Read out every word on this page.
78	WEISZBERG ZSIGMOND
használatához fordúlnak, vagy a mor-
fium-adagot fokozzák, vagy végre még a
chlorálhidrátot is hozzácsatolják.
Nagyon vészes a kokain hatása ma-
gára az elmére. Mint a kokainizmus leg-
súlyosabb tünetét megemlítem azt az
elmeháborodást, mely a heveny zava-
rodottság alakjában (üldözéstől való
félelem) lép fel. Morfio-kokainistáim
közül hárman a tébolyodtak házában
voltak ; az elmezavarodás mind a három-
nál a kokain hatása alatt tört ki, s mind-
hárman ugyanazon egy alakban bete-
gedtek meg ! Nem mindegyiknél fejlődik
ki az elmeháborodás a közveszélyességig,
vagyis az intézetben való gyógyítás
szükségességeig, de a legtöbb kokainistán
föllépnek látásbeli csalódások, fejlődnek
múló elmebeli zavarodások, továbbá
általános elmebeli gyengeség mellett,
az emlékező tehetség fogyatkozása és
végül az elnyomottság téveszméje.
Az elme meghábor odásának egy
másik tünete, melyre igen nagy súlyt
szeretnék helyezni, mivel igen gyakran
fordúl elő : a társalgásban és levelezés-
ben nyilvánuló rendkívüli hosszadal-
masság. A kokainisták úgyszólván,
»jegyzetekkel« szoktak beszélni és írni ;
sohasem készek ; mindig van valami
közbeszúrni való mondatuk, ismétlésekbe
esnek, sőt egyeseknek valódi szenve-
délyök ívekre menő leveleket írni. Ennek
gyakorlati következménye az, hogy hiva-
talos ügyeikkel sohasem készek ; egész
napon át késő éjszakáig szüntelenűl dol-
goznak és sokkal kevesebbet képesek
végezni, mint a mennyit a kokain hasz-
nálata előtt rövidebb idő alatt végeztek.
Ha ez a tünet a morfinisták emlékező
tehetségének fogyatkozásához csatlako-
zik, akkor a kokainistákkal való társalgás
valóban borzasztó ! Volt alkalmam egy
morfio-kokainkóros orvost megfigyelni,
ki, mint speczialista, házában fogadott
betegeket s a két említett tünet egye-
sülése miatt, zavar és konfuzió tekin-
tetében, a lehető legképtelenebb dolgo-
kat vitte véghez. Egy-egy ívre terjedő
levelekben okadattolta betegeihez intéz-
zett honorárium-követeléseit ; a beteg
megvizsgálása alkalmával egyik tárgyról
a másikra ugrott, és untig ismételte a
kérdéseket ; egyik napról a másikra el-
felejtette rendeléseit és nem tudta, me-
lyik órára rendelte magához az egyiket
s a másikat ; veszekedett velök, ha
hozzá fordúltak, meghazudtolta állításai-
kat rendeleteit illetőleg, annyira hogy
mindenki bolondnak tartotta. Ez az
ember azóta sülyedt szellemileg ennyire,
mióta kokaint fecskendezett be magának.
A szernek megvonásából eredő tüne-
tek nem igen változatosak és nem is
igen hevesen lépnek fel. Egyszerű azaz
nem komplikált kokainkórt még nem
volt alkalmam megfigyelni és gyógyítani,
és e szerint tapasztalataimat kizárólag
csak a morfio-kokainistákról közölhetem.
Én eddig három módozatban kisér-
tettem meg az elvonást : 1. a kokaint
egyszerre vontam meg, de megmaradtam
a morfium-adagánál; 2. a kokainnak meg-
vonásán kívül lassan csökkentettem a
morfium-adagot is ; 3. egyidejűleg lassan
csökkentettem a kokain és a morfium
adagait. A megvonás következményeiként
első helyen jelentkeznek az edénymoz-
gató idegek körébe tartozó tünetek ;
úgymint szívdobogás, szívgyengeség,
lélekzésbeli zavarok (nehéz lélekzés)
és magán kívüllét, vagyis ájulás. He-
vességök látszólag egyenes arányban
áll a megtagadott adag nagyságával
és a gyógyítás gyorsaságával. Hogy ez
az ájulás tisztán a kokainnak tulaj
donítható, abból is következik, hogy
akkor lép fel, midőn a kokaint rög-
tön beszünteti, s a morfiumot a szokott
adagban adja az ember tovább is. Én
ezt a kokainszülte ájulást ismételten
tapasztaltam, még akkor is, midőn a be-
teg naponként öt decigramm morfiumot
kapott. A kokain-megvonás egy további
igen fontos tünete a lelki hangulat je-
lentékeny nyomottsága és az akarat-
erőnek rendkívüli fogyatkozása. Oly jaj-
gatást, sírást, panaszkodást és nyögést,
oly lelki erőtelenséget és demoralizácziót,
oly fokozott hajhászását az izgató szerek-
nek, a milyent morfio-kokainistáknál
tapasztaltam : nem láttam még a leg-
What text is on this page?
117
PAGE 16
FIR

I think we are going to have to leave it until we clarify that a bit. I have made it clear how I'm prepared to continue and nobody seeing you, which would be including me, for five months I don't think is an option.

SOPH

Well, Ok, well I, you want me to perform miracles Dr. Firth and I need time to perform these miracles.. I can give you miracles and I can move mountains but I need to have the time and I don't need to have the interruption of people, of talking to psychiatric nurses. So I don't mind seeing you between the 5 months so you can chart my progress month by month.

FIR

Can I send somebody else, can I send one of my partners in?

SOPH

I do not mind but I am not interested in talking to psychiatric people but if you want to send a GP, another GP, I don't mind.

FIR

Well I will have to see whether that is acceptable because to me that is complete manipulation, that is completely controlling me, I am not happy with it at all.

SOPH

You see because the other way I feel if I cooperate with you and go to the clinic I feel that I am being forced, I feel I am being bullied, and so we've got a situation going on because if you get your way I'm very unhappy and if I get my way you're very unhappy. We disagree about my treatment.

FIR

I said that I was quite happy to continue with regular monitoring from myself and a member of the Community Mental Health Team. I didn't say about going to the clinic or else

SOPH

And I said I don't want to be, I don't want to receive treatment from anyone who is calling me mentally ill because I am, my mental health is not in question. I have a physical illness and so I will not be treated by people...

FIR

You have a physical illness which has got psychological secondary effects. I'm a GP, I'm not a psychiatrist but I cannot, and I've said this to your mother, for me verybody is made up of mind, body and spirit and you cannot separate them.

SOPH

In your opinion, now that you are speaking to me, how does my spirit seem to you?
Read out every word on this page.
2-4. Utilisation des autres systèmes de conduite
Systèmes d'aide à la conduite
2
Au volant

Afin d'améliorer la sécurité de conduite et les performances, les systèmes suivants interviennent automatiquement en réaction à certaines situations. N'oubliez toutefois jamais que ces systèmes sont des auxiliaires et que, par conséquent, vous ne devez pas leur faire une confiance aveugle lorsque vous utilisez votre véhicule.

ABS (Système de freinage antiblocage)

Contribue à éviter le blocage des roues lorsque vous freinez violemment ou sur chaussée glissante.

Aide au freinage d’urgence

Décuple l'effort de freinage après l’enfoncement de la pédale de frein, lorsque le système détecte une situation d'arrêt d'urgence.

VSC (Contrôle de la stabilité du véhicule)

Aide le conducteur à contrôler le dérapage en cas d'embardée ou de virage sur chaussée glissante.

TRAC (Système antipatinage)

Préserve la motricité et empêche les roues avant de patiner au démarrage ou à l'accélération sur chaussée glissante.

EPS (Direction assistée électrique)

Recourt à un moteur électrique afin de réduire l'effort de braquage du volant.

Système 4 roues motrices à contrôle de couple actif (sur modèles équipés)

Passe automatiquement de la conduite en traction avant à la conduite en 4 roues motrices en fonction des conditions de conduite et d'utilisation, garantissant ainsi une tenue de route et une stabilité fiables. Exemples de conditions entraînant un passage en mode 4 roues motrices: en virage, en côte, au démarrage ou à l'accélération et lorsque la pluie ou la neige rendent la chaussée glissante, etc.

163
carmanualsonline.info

....................

From the records above, extract each line exactly as shown.

Read out every word on this page.
78	WEISZBERG ZSIGMOND
használatához fordúlnak, vagy a mor-
fium-adagot fokozzák, vagy végre még a
chlorálhidrátot is hozzácsatolják.
Nagyon vészes a kokain hatása ma-
gára az elmére. Mint a kokainizmus leg-
súlyosabb tünetét megemlítem azt az
elmeháborodást, mely a heveny zava-
rodottság alakjában (üldözéstől való
félelem) lép fel. Morfio-kokainistáim
közül hárman a tébolyodtak házában
voltak ; az elmezavarodás mind a három-
nál a kokain hatása alatt tört ki, s mind-
hárman ugyanazon egy alakban bete-
gedtek meg ! Nem mindegyiknél fejlődik
ki az elmeháborodás a közveszélyességig,
vagyis az intézetben való gyógyítás
szükségességeig, de a legtöbb kokainistán
föllépnek látásbeli csalódások, fejlődnek
múló elmebeli zavarodások, továbbá
általános elmebeli gyengeség mellett,
az emlékező tehetség fogyatkozása és
végül az elnyomottság téveszméje.
Az elme meghábor odásának egy
másik tünete, melyre igen nagy súlyt
szeretnék helyezni, mivel igen gyakran
fordúl elő : a társalgásban és levelezés-
ben nyilvánuló rendkívüli hosszadal-
masság. A kokainisták úgyszólván,
»jegyzetekkel« szoktak beszélni és írni ;
sohasem készek ; mindig van valami
közbeszúrni való mondatuk, ismétlésekbe
esnek, sőt egyeseknek valódi szenve-
délyök ívekre menő leveleket írni. Ennek
gyakorlati következménye az, hogy hiva-
talos ügyeikkel sohasem készek ; egész
napon át késő éjszakáig szüntelenűl dol-
goznak és sokkal kevesebbet képesek
végezni, mint a mennyit a kokain hasz-
nálata előtt rövidebb idő alatt végeztek.
Ha ez a tünet a morfinisták emlékező
tehetségének fogyatkozásához csatlako-
zik, akkor a kokainistákkal való társalgás
valóban borzasztó ! Volt alkalmam egy
morfio-kokainkóros orvost megfigyelni,
ki, mint speczialista, házában fogadott
betegeket s a két említett tünet egye-
sülése miatt, zavar és konfuzió tekin-
tetében, a lehető legképtelenebb dolgo-
kat vitte véghez. Egy-egy ívre terjedő
levelekben okadattolta betegeihez intéz-
zett honorárium-követeléseit ; a beteg
megvizsgálása alkalmával egyik tárgyról
a másikra ugrott, és untig ismételte a
kérdéseket ; egyik napról a másikra el-
felejtette rendeléseit és nem tudta, me-
lyik órára rendelte magához az egyiket
s a másikat ; veszekedett velök, ha
hozzá fordúltak, meghazudtolta állításai-
kat rendeleteit illetőleg, annyira hogy
mindenki bolondnak tartotta. Ez az
ember azóta sülyedt szellemileg ennyire,
mióta kokaint fecskendezett be magának.
A szernek megvonásából eredő tüne-
tek nem igen változatosak és nem is
igen hevesen lépnek fel. Egyszerű azaz
nem komplikált kokainkórt még nem
volt alkalmam megfigyelni és gyógyítani,
és e szerint tapasztalataimat kizárólag
csak a morfio-kokainistákról közölhetem.
Én eddig három módozatban kisér-
tettem meg az elvonást : 1. a kokaint
egyszerre vontam meg, de megmaradtam
a morfium-adagánál; 2. a kokainnak meg-
vonásán kívül lassan csökkentettem a
morfium-adagot is ; 3. egyidejűleg lassan
csökkentettem a kokain és a morfium
adagait. A megvonás következményeiként
első helyen jelentkeznek az edénymoz-
gató idegek körébe tartozó tünetek ;
úgymint szívdobogás, szívgyengeség,
lélekzésbeli zavarok (nehéz lélekzés)
és magán kívüllét, vagyis ájulás. He-
vességök látszólag egyenes arányban
áll a megtagadott adag nagyságával
és a gyógyítás gyorsaságával. Hogy ez
az ájulás tisztán a kokainnak tulaj
donítható, abból is következik, hogy
akkor lép fel, midőn a kokaint rög-
tön beszünteti, s a morfiumot a szokott
adagban adja az ember tovább is. Én
ezt a kokainszülte ájulást ismételten
tapasztaltam, még akkor is, midőn a be-
teg naponként öt decigramm morfiumot
kapott. A kokain-megvonás egy további
igen fontos tünete a lelki hangulat je-
lentékeny nyomottsága és az akarat-
erőnek rendkívüli fogyatkozása. Oly jaj-
gatást, sírást, panaszkodást és nyögést,
oly lelki erőtelenséget és demoralizácziót,
oly fokozott hajhászását az izgató szerek-
nek, a milyent morfio-kokainistáknál
tapasztaltam : nem láttam még a leg-
What text is on this page?
117
PAGE 16
FIR

I think we are going to have to leave it until we clarify that a bit. I have made it clear how I'm prepared to continue and nobody seeing you, which would be including me, for five months I don't think is an option.

SOPH

Well, Ok, well I, you want me to perform miracles Dr. Firth and I need time to perform these miracles.. I can give you miracles and I can move mountains but I need to have the time and I don't need to have the interruption of people, of talking to psychiatric nurses. So I don't mind seeing you between the 5 months so you can chart my progress month by month.

FIR

Can I send somebody else, can I send one of my partners in?

SOPH

I do not mind but I am not interested in talking to psychiatric people but if you want to send a GP, another GP, I don't mind.

FIR

Well I will have to see whether that is acceptable because to me that is complete manipulation, that is completely controlling me, I am not happy with it at all.

SOPH

You see because the other way I feel if I cooperate with you and go to the clinic I feel that I am being forced, I feel I am being bullied, and so we've got a situation going on because if you get your way I'm very unhappy and if I get my way you're very unhappy. We disagree about my treatment.

FIR

I said that I was quite happy to continue with regular monitoring from myself and a member of the Community Mental Health Team. I didn't say about going to the clinic or else

SOPH

And I said I don't want to be, I don't want to receive treatment from anyone who is calling me mentally ill because I am, my mental health is not in question. I have a physical illness and so I will not be treated by people...

FIR

You have a physical illness which has got psychological secondary effects. I'm a GP, I'm not a psychiatrist but I cannot, and I've said this to your mother, for me verybody is made up of mind, body and spirit and you cannot separate them.

SOPH

In your opinion, now that you are speaking to me, how does my spirit seem to you?
Read out every word on this page.
2-4. Utilisation des autres systèmes de conduite
Systèmes d'aide à la conduite
2
Au volant

Afin d'améliorer la sécurité de conduite et les performances, les systèmes suivants interviennent automatiquement en réaction à certaines situations. N'oubliez toutefois jamais que ces systèmes sont des auxiliaires et que, par conséquent, vous ne devez pas leur faire une confiance aveugle lorsque vous utilisez votre véhicule.

ABS (Système de freinage antiblocage)

Contribue à éviter le blocage des roues lorsque vous freinez violemment ou sur chaussée glissante.

Aide au freinage d’urgence

Décuple l'effort de freinage après l’enfoncement de la pédale de frein, lorsque le système détecte une situation d'arrêt d'urgence.

VSC (Contrôle de la stabilité du véhicule)

Aide le conducteur à contrôler le dérapage en cas d'embardée ou de virage sur chaussée glissante.

TRAC (Système antipatinage)

Préserve la motricité et empêche les roues avant de patiner au démarrage ou à l'accélération sur chaussée glissante.

EPS (Direction assistée électrique)

Recourt à un moteur électrique afin de réduire l'effort de braquage du volant.

Système 4 roues motrices à contrôle de couple actif (sur modèles équipés)

Passe automatiquement de la conduite en traction avant à la conduite en 4 roues motrices en fonction des conditions de conduite et d'utilisation, garantissant ainsi une tenue de route et une stabilité fiables. Exemples de conditions entraînant un passage en mode 4 roues motrices: en virage, en côte, au démarrage ou à l'accélération et lorsque la pluie ou la neige rendent la chaussée glissante, etc.

163
carmanualsonline.info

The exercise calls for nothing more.